▼

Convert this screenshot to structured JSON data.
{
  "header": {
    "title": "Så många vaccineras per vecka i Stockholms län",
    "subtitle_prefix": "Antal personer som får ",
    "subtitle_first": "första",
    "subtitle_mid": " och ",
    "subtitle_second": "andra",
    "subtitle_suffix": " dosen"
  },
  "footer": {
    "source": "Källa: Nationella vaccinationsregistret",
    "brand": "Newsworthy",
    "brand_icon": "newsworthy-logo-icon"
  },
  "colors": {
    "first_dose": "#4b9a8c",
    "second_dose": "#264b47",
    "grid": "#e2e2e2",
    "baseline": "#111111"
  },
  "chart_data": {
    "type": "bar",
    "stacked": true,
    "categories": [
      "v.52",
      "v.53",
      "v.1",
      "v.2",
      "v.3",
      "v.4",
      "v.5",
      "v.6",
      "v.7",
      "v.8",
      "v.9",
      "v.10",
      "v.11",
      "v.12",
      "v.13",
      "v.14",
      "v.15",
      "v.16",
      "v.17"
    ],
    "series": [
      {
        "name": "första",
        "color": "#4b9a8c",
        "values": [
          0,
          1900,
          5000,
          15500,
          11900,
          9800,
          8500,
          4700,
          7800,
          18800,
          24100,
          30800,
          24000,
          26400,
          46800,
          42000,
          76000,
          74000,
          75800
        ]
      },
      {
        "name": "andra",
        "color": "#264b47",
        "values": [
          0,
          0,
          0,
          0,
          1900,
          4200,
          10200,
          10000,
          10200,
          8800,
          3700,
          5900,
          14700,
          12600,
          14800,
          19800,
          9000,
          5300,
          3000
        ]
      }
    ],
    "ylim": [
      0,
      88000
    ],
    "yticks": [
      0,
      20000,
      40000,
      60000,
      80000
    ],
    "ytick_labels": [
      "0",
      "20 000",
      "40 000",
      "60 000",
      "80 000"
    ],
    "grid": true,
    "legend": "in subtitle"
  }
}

▲

*DIRECTION*: Write out all the entries exactly.

*RESULT*:
Convert this screenshot to structured JSON data.
{
  "header": {
    "title": "Så många vaccineras per vecka i Stockholms län",
    "subtitle_prefix": "Antal personer som får ",
    "subtitle_first": "första",
    "subtitle_mid": " och ",
    "subtitle_second": "andra",
    "subtitle_suffix": " dosen"
  },
  "footer": {
    "source": "Källa: Nationella vaccinationsregistret",
    "brand": "Newsworthy",
    "brand_icon": "newsworthy-logo-icon"
  },
  "colors": {
    "first_dose": "#4b9a8c",
    "second_dose": "#264b47",
    "grid": "#e2e2e2",
    "baseline": "#111111"
  },
  "chart_data": {
    "type": "bar",
    "stacked": true,
    "categories": [
      "v.52",
      "v.53",
      "v.1",
      "v.2",
      "v.3",
      "v.4",
      "v.5",
      "v.6",
      "v.7",
      "v.8",
      "v.9",
      "v.10",
      "v.11",
      "v.12",
      "v.13",
      "v.14",
      "v.15",
      "v.16",
      "v.17"
    ],
    "series": [
      {
        "name": "första",
        "color": "#4b9a8c",
        "values": [
          0,
          1900,
          5000,
          15500,
          11900,
          9800,
          8500,
          4700,
          7800,
          18800,
          24100,
          30800,
          24000,
          26400,
          46800,
          42000,
          76000,
          74000,
          75800
        ]
      },
      {
        "name": "andra",
        "color": "#264b47",
        "values": [
          0,
          0,
          0,
          0,
          1900,
          4200,
          10200,
          10000,
          10200,
          8800,
          3700,
          5900,
          14700,
          12600,
          14800,
          19800,
          9000,
          5300,
          3000
        ]
      }
    ],
    "ylim": [
      0,
      88000
    ],
    "yticks": [
      0,
      20000,
      40000,
      60000,
      80000
    ],
    "ytick_labels": [
      "0",
      "20 000",
      "40 000",
      "60 000",
      "80 000"
    ],
    "grid": true,
    "legend": "in subtitle"
  }
}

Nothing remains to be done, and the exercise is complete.